[Layout element annotations]
========================================
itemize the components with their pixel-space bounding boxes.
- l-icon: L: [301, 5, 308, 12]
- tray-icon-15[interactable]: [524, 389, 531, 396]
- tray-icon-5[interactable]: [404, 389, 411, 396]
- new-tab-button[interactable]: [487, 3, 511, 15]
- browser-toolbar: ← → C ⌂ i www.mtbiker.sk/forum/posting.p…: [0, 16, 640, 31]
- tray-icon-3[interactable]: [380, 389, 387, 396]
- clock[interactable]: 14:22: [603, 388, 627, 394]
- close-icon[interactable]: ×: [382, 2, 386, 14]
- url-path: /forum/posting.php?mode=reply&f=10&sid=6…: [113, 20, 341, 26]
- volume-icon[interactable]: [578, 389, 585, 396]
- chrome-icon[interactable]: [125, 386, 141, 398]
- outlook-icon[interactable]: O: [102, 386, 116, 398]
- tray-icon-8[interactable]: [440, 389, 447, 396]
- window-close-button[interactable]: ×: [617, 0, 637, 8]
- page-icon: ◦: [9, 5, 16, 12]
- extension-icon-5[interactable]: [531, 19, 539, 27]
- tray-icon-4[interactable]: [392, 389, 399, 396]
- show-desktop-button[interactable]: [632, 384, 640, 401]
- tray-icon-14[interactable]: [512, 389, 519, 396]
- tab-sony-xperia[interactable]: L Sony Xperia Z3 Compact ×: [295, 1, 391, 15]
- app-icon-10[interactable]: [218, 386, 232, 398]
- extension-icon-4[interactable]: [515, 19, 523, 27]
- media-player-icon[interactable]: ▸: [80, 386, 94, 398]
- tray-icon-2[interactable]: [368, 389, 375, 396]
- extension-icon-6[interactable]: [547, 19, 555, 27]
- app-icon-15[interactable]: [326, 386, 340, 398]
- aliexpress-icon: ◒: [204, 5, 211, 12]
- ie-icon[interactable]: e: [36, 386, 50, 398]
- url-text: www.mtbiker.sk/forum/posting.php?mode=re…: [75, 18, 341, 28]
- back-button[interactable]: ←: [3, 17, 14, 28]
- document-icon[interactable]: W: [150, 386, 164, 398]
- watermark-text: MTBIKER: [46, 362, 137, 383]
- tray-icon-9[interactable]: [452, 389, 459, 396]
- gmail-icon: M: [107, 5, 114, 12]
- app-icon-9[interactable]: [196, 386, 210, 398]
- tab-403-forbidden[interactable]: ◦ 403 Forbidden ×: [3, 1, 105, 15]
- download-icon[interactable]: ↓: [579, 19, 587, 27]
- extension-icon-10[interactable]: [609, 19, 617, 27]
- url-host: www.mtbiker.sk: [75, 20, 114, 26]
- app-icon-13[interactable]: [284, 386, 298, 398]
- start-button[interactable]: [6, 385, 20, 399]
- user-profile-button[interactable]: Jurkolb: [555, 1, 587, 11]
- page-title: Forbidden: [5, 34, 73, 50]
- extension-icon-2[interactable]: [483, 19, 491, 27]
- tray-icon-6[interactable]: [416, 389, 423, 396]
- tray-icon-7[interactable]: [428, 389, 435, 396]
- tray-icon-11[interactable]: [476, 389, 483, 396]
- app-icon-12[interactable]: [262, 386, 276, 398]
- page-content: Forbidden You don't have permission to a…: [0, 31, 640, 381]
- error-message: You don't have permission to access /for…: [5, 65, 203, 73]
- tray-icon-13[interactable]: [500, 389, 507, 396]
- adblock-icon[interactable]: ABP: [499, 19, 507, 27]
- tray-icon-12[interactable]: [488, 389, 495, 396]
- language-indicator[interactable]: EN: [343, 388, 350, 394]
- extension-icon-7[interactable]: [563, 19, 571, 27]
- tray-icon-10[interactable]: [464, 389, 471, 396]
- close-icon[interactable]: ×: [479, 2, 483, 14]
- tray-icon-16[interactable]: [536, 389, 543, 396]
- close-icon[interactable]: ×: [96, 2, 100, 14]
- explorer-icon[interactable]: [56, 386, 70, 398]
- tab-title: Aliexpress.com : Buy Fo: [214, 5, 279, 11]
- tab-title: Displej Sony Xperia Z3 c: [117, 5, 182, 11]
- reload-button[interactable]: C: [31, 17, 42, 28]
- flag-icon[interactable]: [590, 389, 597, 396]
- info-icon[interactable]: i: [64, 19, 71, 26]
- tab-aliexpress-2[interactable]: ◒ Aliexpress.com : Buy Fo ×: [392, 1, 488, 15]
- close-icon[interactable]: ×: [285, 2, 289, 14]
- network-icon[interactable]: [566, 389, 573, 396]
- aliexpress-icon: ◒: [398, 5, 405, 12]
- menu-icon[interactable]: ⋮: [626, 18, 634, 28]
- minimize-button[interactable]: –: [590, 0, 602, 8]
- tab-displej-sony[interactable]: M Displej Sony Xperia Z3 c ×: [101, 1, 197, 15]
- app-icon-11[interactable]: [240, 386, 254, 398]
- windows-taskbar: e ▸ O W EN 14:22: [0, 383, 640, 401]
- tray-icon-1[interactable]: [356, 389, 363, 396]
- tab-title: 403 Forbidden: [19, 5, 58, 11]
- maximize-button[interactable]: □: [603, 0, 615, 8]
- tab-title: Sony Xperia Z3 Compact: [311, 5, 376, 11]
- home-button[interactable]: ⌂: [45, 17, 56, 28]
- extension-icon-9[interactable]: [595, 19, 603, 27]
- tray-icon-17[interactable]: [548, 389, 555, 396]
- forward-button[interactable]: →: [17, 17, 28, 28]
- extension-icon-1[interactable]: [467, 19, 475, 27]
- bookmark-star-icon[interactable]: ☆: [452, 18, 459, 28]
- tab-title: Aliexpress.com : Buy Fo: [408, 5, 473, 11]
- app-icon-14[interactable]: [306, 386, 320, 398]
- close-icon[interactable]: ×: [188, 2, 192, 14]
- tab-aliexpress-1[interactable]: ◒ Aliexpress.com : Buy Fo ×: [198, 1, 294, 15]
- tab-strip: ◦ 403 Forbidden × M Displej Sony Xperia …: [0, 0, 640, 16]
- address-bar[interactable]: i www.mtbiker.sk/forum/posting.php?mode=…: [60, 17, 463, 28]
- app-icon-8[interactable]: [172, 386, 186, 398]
========================================
To be done >>
Identify every line in the items above that contains the string "posting", and copy each of those lines in full.

Complete answer >>
- browser-toolbar: ← → C ⌂ i www.mtbiker.sk/forum/posting.p…: [0, 16, 640, 31]
- url-path: /forum/posting.php?mode=reply&f=10&sid=6…: [113, 20, 341, 26]
- url-text: www.mtbiker.sk/forum/posting.php?mode=re…: [75, 18, 341, 28]
- address-bar[interactable]: i www.mtbiker.sk/forum/posting.php?mode=…: [60, 17, 463, 28]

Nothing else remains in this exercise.